## AVAILABLE RECORDS:
#####

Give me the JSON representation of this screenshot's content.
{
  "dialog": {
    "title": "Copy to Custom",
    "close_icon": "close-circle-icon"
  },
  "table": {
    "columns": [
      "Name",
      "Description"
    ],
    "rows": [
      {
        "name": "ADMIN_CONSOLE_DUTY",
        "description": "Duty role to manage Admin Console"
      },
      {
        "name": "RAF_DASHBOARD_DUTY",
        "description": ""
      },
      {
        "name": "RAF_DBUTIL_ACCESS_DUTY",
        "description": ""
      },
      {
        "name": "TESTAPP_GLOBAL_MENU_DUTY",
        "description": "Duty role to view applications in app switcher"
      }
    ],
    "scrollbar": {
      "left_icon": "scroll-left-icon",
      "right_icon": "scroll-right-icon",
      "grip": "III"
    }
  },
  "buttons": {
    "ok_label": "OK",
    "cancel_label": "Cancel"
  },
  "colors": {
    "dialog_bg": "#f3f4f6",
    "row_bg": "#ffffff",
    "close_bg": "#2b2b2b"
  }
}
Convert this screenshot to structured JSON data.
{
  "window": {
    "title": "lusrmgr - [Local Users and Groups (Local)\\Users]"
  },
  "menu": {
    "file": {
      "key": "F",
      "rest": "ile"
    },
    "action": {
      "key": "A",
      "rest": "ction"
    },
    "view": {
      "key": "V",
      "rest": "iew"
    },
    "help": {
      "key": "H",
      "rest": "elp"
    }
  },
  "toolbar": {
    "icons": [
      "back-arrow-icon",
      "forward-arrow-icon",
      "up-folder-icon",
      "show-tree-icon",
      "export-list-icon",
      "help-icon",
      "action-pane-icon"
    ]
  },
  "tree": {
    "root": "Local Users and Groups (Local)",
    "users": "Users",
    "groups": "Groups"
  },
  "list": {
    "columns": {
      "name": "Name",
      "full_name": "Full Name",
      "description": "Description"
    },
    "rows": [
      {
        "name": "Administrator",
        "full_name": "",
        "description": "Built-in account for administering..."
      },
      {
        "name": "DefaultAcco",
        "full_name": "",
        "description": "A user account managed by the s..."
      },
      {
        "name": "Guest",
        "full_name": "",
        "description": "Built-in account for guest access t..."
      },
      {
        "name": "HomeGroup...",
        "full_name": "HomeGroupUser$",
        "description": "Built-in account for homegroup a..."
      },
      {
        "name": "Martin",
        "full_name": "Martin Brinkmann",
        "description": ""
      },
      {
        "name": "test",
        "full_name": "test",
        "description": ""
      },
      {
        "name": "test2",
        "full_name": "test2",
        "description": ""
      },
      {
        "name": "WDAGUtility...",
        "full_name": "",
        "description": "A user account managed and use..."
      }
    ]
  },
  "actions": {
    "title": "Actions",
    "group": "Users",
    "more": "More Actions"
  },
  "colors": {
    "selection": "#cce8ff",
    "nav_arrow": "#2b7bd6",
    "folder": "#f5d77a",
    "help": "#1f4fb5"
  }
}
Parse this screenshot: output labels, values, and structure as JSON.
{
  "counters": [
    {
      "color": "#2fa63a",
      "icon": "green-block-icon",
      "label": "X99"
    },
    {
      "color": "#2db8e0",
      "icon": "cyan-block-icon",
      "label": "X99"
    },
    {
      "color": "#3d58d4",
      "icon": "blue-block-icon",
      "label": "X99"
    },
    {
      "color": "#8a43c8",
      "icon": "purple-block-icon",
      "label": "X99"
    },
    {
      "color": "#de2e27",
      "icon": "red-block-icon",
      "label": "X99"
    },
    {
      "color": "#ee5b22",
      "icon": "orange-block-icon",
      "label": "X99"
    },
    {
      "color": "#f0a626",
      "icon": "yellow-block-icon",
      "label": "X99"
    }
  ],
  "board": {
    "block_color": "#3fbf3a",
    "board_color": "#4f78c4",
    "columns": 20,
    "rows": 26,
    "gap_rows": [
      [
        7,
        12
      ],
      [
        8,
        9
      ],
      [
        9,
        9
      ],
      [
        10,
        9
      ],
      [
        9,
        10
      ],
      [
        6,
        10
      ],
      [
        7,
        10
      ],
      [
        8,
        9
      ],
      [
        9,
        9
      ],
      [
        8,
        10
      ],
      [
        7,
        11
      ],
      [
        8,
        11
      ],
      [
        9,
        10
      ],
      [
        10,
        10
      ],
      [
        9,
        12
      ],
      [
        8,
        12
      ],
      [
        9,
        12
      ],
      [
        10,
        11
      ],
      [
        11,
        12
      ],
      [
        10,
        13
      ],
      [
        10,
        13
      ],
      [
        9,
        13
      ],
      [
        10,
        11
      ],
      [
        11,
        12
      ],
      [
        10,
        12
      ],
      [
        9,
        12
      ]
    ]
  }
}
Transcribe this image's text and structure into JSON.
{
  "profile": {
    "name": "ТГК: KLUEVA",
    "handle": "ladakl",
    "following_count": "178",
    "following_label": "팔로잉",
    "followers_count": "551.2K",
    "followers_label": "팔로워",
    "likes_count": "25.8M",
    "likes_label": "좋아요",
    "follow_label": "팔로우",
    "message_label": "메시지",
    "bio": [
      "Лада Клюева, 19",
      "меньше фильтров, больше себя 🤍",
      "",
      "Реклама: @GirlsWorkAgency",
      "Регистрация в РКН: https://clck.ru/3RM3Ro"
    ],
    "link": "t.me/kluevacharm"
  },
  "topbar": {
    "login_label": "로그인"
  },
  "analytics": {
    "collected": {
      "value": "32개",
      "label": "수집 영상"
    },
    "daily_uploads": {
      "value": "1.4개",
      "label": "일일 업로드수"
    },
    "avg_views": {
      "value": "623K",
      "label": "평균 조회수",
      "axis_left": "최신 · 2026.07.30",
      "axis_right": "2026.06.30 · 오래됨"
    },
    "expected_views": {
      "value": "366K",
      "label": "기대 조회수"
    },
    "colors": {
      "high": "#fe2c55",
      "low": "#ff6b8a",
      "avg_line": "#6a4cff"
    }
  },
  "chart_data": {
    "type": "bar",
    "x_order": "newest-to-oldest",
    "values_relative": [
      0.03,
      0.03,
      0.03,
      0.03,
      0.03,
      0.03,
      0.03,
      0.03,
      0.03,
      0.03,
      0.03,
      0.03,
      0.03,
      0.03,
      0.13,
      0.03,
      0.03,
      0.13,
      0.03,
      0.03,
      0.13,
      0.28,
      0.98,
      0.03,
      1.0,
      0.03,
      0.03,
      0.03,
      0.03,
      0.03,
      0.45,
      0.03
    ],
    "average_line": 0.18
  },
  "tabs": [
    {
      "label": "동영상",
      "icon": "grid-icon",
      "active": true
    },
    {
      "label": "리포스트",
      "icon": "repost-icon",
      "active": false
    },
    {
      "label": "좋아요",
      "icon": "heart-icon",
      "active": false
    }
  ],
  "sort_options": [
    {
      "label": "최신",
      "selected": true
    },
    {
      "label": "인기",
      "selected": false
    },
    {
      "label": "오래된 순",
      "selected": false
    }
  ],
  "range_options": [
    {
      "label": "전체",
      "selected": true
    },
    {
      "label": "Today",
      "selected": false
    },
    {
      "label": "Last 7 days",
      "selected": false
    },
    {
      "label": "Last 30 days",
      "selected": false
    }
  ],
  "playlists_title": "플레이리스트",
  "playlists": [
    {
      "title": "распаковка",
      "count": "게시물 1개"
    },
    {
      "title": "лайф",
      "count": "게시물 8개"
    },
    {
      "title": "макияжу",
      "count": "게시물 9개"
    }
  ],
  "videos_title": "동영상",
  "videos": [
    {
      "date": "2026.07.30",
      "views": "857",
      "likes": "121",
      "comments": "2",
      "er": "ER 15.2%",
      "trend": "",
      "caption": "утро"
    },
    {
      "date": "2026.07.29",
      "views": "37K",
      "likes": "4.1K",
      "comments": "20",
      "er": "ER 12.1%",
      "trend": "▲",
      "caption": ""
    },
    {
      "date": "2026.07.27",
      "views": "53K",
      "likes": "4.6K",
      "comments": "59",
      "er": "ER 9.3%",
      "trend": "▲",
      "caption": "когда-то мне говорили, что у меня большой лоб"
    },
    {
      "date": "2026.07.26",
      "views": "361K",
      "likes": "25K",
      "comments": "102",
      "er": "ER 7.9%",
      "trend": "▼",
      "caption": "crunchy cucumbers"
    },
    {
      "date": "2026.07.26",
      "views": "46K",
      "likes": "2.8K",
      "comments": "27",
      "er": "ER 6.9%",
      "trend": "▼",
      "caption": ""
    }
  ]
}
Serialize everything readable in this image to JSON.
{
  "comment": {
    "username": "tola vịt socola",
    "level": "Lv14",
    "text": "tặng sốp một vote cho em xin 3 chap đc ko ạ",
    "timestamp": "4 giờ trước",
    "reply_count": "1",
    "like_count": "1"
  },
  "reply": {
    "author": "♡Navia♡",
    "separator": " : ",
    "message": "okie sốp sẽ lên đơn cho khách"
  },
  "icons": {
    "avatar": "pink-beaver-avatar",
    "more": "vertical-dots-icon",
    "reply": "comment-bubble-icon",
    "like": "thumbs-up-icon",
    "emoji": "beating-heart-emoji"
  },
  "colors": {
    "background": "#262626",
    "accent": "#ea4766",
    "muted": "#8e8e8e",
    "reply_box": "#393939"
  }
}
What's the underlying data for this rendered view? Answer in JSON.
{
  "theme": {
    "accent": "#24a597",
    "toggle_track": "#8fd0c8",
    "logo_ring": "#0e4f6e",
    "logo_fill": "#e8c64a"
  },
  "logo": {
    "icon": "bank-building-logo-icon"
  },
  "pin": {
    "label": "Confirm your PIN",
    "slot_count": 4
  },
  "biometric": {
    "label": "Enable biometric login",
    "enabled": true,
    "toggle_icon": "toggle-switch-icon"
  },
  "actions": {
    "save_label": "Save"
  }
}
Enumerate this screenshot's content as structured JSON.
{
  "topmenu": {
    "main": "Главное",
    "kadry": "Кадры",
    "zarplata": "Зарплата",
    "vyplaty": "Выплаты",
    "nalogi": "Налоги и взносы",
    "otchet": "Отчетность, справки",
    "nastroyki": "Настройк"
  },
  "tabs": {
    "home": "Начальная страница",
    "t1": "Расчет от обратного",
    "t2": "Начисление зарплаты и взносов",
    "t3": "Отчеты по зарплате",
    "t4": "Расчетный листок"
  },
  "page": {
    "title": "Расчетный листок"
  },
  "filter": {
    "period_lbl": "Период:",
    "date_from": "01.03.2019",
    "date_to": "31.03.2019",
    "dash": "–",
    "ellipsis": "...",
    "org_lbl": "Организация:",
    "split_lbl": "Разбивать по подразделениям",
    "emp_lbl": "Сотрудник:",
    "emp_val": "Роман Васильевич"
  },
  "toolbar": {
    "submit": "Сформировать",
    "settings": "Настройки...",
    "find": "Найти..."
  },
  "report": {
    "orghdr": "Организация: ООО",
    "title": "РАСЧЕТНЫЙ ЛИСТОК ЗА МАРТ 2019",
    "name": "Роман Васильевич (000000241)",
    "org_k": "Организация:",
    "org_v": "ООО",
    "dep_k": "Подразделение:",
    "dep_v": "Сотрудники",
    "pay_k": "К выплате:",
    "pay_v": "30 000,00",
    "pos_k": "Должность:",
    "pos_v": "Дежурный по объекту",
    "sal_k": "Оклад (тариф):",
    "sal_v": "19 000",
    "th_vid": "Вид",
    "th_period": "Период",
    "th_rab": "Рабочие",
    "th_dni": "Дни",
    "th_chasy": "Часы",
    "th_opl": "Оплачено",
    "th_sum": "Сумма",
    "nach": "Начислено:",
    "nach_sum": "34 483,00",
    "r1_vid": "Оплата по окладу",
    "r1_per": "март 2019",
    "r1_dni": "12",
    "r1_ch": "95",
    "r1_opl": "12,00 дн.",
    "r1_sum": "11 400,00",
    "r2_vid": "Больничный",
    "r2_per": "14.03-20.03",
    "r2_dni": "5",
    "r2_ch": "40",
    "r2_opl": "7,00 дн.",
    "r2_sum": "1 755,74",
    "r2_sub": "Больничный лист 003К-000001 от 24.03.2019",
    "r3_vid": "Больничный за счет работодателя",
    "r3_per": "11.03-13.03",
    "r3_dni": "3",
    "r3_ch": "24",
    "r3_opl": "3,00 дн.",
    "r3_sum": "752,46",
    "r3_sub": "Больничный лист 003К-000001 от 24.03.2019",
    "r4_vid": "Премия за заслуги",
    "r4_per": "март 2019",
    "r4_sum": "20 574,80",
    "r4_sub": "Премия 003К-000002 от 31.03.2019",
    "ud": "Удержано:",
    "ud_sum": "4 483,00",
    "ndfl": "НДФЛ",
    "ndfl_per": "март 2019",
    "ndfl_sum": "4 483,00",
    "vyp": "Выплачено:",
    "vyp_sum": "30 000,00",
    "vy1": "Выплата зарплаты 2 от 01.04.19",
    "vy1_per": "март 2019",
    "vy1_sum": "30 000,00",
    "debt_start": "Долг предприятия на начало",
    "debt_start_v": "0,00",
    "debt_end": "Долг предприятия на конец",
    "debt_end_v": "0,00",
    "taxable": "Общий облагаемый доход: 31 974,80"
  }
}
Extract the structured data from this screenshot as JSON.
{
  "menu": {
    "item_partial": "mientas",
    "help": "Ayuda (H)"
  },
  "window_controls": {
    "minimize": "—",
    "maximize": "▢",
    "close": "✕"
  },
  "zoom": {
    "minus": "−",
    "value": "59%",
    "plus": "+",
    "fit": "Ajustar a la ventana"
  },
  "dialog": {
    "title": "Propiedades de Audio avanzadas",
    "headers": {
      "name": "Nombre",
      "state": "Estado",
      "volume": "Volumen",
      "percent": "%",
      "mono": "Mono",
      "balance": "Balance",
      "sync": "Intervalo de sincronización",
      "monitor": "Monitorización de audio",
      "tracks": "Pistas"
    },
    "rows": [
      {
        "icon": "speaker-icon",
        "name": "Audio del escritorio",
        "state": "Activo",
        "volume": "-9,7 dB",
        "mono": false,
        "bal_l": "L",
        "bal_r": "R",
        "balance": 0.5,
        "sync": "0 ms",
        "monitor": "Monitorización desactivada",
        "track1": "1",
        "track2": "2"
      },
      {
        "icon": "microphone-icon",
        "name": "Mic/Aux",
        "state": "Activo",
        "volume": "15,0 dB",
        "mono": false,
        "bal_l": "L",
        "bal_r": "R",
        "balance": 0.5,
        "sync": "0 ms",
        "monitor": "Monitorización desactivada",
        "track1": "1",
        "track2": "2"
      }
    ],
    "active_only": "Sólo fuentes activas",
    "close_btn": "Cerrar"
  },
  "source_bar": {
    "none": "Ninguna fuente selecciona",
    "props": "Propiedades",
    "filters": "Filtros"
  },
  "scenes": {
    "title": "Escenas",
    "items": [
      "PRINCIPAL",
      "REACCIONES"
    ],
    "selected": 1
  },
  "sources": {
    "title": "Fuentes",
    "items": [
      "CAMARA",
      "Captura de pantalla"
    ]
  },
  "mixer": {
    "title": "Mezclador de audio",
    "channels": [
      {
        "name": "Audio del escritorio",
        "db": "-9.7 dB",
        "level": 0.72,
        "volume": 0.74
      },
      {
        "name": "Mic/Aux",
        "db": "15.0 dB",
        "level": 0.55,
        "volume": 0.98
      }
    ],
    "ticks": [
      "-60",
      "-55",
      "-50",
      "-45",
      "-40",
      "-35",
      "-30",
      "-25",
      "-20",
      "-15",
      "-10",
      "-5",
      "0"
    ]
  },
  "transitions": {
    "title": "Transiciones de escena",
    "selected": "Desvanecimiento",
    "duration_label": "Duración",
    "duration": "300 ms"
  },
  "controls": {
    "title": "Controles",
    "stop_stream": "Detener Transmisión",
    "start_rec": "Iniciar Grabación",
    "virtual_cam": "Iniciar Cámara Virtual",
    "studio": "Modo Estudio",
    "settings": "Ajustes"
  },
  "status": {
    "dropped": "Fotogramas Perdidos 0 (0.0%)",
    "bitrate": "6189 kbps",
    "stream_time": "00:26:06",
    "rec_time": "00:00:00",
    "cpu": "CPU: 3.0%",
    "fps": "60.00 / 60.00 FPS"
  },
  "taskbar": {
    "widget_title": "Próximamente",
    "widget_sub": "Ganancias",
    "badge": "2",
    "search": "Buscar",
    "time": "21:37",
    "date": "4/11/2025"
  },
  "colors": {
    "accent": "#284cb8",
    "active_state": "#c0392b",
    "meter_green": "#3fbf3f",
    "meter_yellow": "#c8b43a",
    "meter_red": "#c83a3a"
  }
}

#####

## TASK DIRECTIONS:
Count the lines of the listing above that include the word "caption" and state the total with nothing else.

## REPLY:
5